### [Aim of the exercise]
Find each line with the word "rest" and say how many there are, nothing else.

### [Given information]
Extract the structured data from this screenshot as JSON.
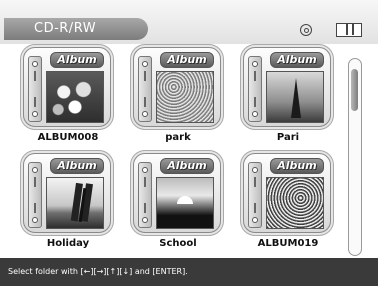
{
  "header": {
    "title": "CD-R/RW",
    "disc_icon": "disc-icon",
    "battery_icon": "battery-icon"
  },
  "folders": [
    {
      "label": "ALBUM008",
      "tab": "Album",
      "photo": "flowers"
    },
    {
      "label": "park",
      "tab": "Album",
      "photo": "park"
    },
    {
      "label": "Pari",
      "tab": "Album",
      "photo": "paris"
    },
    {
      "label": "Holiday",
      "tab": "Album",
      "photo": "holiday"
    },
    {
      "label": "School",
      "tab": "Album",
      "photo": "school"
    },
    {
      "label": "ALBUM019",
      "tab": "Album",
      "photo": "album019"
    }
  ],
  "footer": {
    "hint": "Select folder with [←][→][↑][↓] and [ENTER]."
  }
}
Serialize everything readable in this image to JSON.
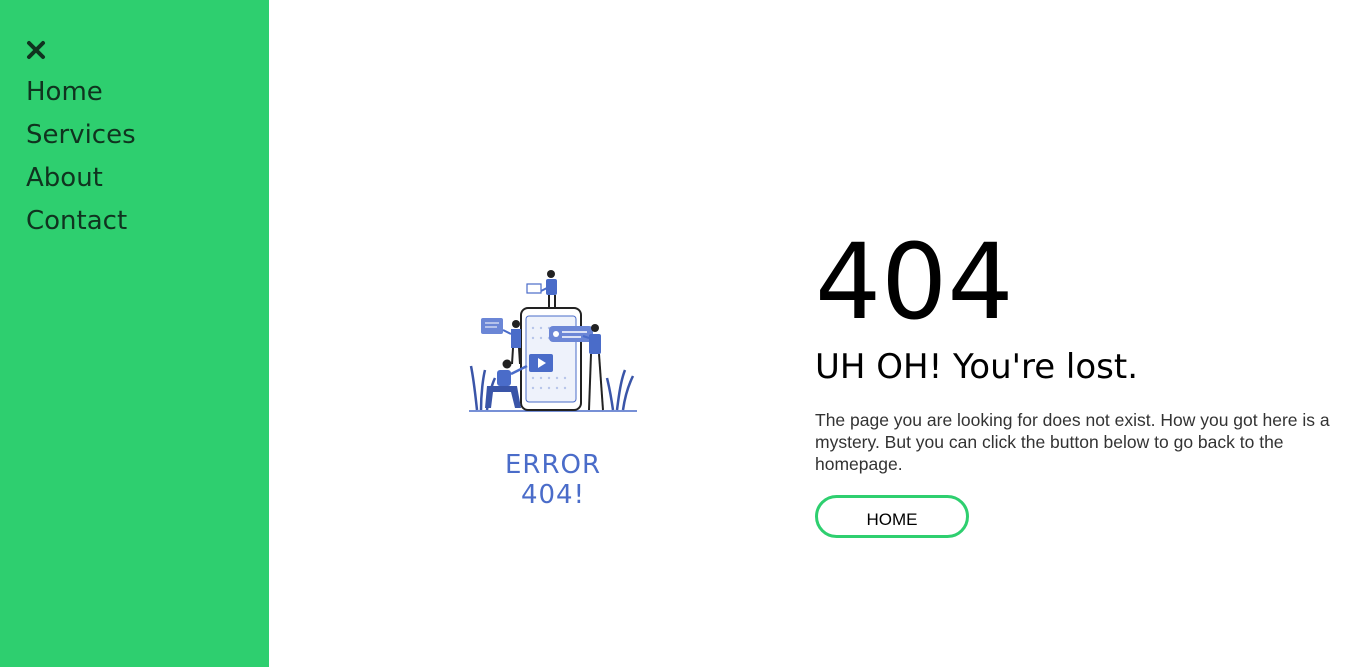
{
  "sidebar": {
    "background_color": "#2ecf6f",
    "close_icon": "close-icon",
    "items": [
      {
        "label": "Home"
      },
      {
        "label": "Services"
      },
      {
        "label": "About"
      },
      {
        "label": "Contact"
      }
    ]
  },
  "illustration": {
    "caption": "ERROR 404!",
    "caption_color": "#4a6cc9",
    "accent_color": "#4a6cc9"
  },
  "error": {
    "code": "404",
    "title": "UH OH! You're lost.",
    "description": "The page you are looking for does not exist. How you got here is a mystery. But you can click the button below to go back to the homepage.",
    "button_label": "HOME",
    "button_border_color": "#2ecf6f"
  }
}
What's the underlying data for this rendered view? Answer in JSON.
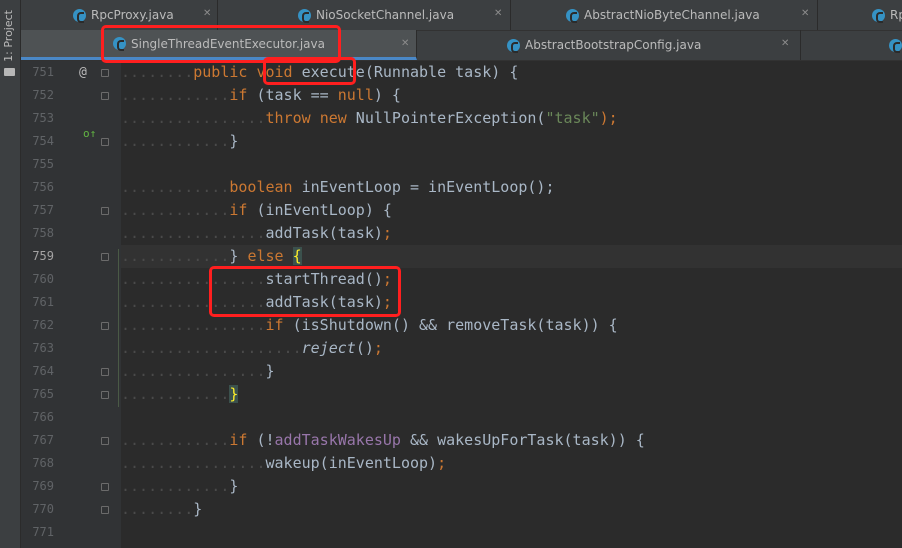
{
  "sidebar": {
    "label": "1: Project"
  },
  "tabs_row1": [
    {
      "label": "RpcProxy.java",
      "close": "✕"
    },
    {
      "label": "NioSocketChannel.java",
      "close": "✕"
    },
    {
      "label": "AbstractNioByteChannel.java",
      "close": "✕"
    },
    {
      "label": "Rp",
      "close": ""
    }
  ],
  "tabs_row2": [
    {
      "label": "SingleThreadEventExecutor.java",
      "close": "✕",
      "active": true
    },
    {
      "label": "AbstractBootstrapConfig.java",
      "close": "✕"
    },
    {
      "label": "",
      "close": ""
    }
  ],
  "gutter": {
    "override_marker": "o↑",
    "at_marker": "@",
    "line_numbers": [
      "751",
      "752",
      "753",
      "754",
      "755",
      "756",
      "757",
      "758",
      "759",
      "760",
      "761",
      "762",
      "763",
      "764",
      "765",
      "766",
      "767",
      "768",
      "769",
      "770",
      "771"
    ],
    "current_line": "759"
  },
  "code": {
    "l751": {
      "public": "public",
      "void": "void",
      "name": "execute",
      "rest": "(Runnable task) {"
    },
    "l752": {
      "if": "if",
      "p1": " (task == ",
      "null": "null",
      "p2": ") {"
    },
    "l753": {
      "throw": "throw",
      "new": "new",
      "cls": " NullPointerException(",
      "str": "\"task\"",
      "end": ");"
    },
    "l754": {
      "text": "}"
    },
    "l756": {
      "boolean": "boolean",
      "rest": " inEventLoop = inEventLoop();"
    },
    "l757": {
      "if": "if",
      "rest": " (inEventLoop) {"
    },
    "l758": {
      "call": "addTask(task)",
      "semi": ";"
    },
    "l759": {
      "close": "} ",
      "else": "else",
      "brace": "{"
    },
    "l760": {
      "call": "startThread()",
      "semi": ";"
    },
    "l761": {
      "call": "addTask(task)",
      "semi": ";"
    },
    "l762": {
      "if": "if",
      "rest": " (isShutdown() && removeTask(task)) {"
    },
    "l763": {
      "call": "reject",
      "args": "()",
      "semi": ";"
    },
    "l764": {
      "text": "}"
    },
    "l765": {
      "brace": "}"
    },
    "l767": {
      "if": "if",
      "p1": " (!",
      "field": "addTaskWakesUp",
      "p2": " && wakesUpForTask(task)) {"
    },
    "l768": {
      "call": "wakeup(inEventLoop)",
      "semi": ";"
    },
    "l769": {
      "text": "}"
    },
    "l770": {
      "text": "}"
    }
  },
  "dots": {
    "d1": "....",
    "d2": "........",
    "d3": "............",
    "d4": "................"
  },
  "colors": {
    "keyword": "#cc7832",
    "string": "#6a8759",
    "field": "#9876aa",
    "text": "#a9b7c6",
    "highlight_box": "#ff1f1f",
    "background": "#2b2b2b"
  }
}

### [Response to this exercise]
4